Records from a collection of figures
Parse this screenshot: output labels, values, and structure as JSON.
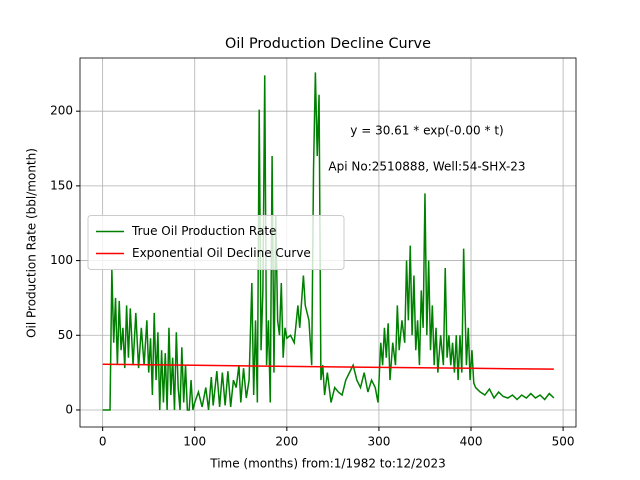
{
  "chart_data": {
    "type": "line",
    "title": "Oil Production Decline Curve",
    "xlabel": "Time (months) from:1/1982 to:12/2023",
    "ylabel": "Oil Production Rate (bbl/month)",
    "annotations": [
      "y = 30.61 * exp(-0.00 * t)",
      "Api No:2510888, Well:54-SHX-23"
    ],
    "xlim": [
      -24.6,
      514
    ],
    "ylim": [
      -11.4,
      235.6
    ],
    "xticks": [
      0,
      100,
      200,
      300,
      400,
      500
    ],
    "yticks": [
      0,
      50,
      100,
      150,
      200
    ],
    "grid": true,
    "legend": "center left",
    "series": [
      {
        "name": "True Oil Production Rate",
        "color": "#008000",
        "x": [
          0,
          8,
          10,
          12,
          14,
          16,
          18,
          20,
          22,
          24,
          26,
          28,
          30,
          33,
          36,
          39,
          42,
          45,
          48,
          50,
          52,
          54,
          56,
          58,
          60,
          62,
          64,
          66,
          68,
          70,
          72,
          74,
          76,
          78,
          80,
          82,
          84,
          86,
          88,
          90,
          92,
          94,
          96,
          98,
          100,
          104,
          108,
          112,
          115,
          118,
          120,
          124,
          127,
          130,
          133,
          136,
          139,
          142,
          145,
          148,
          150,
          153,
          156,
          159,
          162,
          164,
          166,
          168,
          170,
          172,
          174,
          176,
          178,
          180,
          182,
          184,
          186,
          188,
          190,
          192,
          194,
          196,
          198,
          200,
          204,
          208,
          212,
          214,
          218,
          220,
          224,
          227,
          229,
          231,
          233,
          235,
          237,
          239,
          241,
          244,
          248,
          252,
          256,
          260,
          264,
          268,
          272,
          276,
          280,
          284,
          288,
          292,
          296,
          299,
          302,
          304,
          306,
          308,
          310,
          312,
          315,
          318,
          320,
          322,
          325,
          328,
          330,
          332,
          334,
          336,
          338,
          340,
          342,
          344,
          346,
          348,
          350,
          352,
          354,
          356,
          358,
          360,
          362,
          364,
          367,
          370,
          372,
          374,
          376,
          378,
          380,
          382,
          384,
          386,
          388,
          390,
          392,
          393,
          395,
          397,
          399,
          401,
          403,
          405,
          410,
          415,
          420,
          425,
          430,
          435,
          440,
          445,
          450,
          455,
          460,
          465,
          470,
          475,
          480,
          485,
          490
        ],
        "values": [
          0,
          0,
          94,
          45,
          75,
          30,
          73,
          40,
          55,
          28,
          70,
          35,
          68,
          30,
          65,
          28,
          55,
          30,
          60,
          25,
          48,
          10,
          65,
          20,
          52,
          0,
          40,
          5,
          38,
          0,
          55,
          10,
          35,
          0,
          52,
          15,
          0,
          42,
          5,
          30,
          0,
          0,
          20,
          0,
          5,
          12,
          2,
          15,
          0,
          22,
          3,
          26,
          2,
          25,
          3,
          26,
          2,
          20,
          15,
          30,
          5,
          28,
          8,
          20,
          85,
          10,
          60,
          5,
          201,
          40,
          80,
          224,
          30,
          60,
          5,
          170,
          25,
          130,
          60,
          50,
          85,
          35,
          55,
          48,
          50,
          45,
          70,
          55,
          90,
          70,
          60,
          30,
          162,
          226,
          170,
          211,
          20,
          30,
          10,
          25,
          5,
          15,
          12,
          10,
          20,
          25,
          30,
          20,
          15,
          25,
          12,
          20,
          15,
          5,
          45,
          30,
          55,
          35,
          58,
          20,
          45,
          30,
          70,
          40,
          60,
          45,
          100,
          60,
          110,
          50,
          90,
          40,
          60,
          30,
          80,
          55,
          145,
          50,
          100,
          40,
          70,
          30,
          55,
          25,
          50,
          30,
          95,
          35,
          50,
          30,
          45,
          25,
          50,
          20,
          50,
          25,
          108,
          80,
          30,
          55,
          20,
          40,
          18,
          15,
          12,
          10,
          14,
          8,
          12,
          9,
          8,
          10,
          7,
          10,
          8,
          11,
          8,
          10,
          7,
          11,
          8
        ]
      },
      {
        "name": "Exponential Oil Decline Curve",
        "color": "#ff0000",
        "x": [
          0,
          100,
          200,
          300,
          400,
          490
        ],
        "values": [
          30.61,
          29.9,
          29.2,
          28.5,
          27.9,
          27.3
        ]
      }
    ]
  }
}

...

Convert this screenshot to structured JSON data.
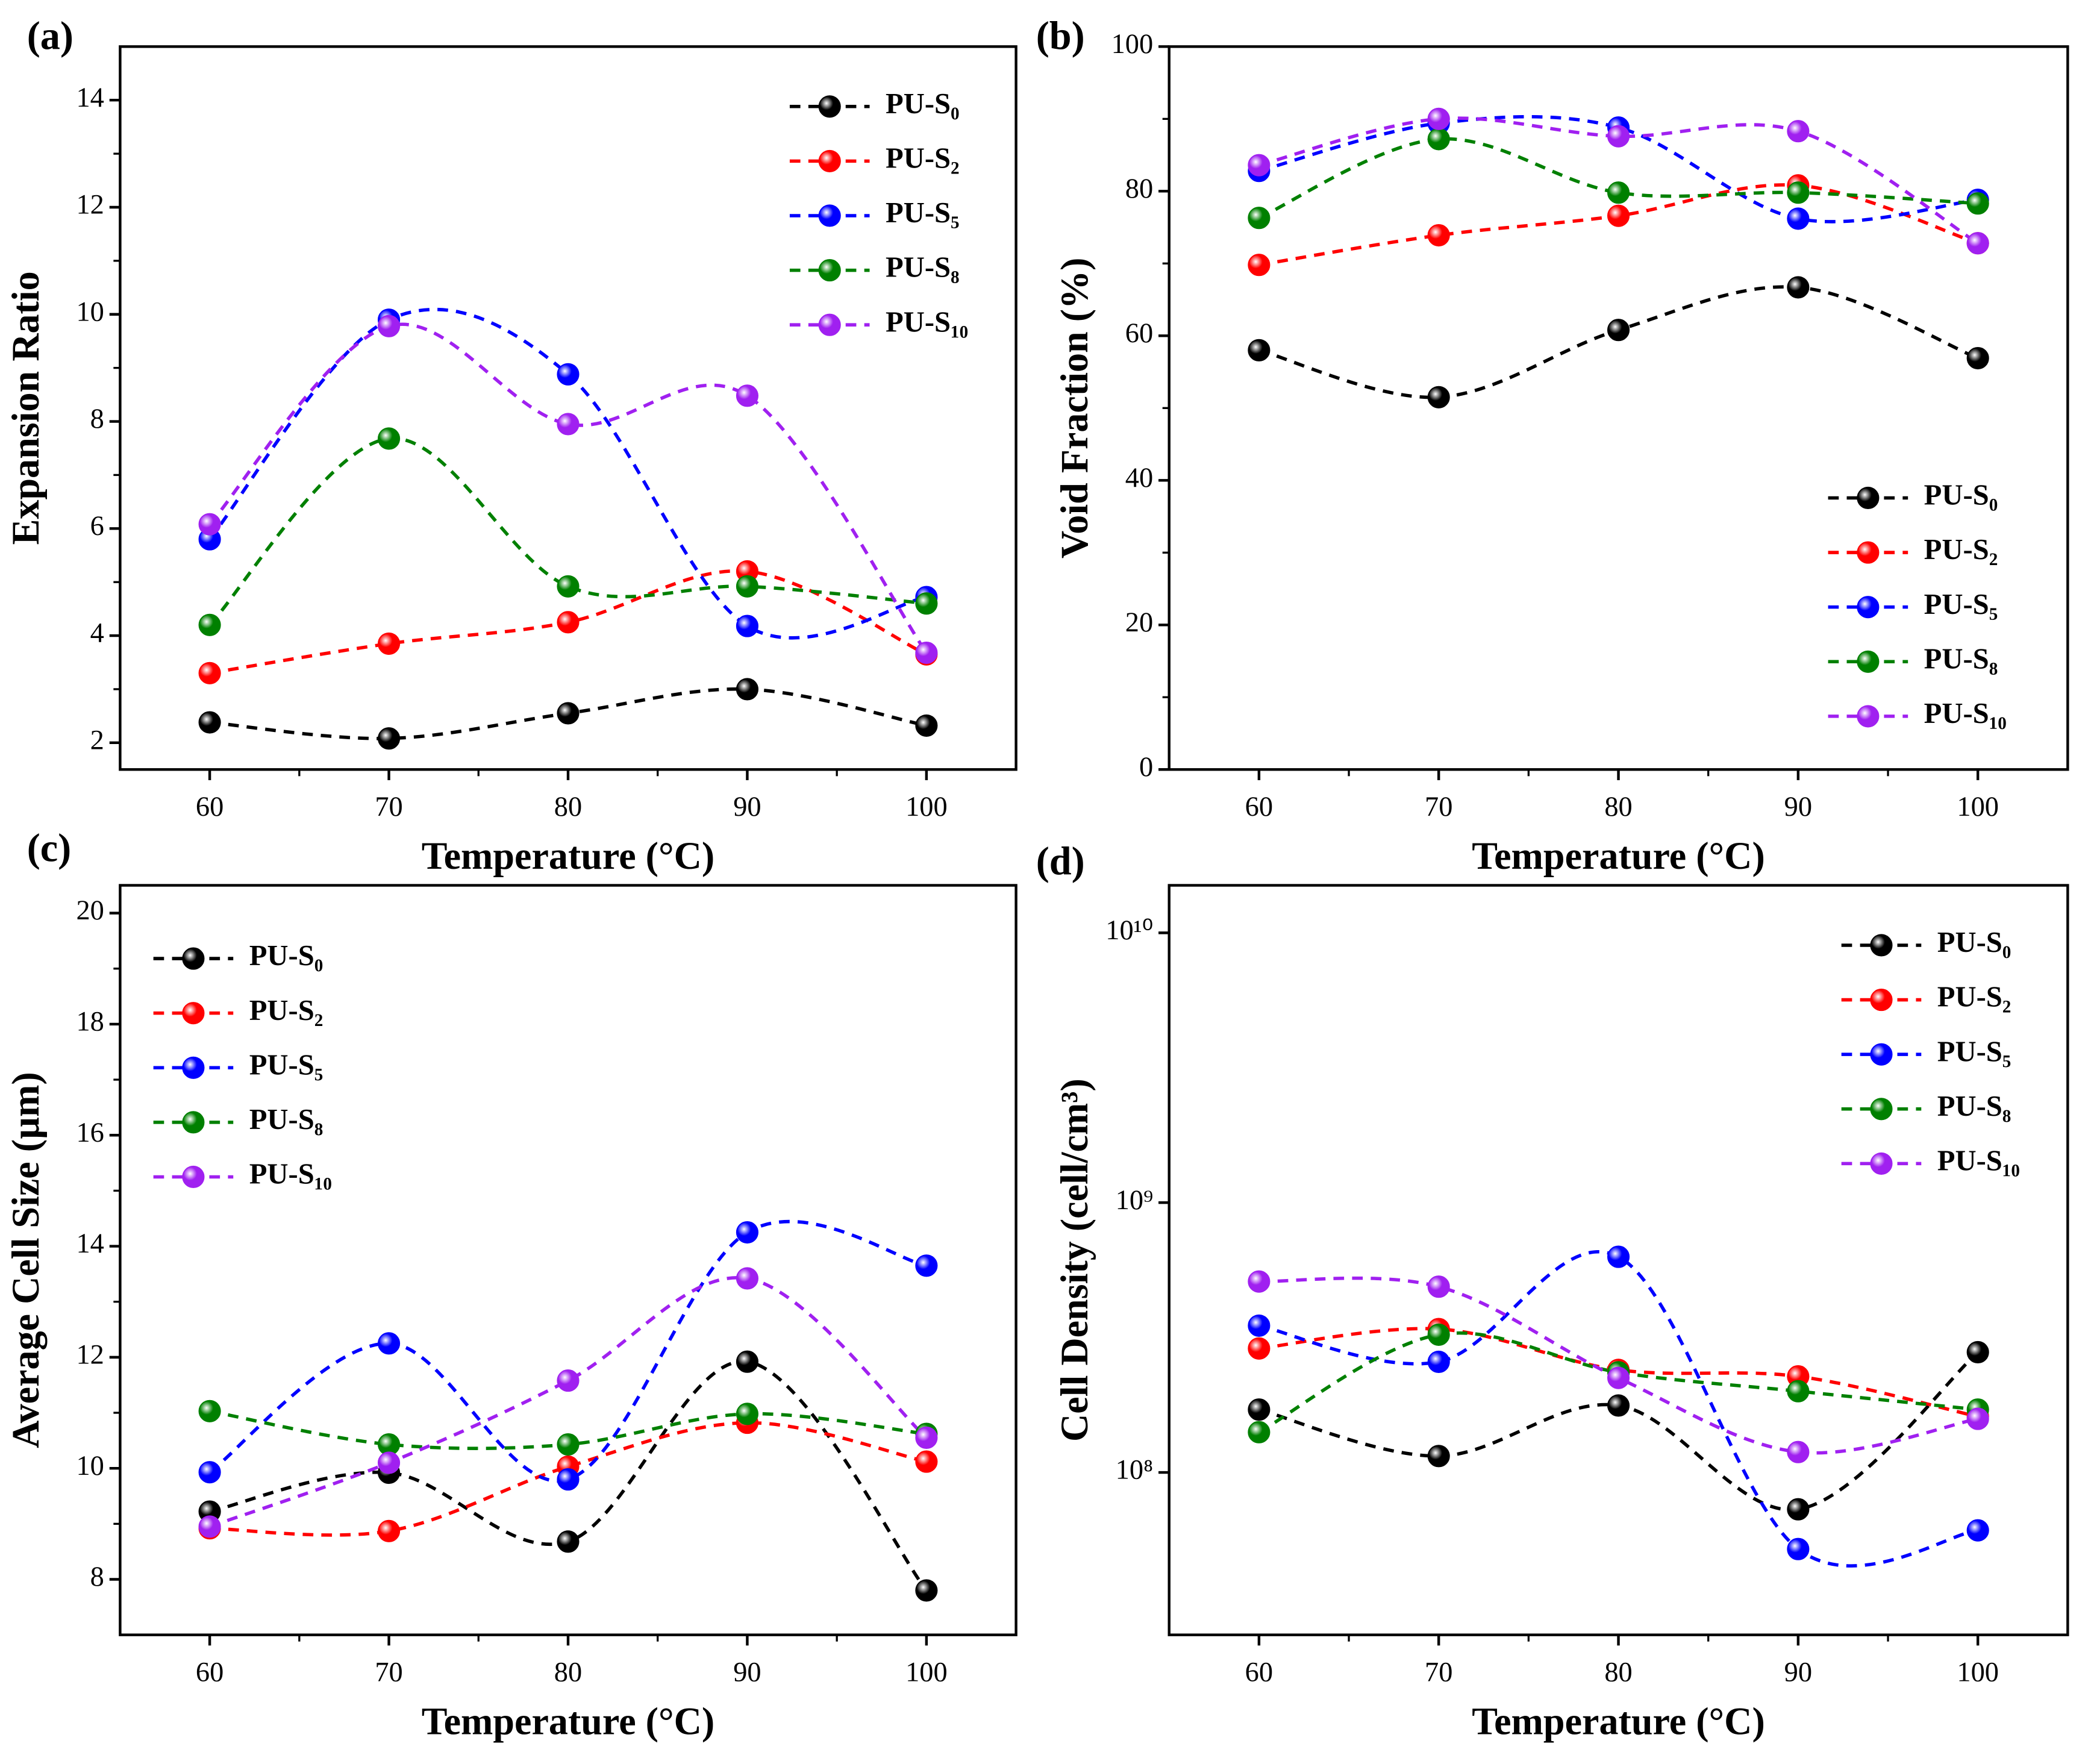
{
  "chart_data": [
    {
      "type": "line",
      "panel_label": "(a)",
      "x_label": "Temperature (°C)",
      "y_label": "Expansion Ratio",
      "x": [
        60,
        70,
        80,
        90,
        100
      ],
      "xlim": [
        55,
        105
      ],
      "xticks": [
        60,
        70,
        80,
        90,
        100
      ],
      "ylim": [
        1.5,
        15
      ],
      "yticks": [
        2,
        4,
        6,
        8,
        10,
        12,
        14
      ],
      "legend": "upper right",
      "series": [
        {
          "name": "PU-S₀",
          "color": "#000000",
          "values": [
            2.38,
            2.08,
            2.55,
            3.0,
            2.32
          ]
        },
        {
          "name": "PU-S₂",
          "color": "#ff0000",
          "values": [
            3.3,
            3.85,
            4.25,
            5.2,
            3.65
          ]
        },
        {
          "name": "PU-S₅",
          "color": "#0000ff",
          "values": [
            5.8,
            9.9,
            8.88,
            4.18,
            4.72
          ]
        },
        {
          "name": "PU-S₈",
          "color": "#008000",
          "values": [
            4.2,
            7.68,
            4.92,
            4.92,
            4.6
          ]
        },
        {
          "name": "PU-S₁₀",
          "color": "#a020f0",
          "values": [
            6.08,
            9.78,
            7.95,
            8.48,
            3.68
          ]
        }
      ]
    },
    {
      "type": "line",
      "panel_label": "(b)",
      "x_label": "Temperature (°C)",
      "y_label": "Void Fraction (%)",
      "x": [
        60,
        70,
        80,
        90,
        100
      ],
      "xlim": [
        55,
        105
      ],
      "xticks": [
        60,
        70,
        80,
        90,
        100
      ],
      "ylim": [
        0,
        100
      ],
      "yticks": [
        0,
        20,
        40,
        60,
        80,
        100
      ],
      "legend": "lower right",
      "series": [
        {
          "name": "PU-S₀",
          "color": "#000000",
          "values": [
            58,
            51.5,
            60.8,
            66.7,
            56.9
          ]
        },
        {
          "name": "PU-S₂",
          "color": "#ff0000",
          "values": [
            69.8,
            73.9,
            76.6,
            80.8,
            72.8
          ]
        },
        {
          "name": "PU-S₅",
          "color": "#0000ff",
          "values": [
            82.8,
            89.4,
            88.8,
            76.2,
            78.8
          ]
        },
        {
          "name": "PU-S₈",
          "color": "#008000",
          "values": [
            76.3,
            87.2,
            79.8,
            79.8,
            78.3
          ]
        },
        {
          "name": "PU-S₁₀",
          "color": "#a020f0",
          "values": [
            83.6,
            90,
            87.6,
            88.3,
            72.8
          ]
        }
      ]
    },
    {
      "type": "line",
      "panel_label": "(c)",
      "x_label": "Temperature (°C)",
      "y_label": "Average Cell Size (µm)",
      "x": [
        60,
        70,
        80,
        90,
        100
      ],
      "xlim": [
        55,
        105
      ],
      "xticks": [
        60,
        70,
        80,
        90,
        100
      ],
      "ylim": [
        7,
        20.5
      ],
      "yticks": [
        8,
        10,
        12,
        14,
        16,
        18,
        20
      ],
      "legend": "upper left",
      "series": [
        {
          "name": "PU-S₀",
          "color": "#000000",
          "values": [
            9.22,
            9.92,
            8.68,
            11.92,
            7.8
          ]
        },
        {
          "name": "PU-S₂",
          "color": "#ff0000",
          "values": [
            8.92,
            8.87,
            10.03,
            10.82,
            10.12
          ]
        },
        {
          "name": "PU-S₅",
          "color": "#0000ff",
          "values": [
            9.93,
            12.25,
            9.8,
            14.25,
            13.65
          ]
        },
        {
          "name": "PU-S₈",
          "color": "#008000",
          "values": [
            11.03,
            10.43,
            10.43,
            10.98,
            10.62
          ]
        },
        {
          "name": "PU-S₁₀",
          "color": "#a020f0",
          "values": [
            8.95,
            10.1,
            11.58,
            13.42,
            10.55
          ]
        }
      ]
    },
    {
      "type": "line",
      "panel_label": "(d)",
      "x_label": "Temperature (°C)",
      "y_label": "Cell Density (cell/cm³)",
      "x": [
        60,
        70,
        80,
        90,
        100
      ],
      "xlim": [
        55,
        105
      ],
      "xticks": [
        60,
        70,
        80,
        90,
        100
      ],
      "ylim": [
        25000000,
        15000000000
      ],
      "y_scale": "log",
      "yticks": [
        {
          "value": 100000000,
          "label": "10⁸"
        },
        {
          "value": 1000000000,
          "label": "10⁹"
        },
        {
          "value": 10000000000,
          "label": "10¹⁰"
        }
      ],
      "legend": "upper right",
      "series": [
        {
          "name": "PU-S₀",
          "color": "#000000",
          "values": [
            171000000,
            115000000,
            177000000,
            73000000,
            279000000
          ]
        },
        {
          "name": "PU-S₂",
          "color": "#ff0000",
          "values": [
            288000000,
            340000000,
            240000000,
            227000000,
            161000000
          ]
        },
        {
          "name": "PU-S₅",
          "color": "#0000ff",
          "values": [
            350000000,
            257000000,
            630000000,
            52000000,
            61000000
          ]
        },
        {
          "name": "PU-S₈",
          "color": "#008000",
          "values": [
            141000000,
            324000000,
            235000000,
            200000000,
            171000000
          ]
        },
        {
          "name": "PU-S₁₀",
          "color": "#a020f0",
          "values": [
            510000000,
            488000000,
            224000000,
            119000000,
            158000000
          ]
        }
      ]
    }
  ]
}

#### TASK PROMPT
Tell how many lines in the records above contain "Production", giving the number and no other words.

#### FINAL RESULT
3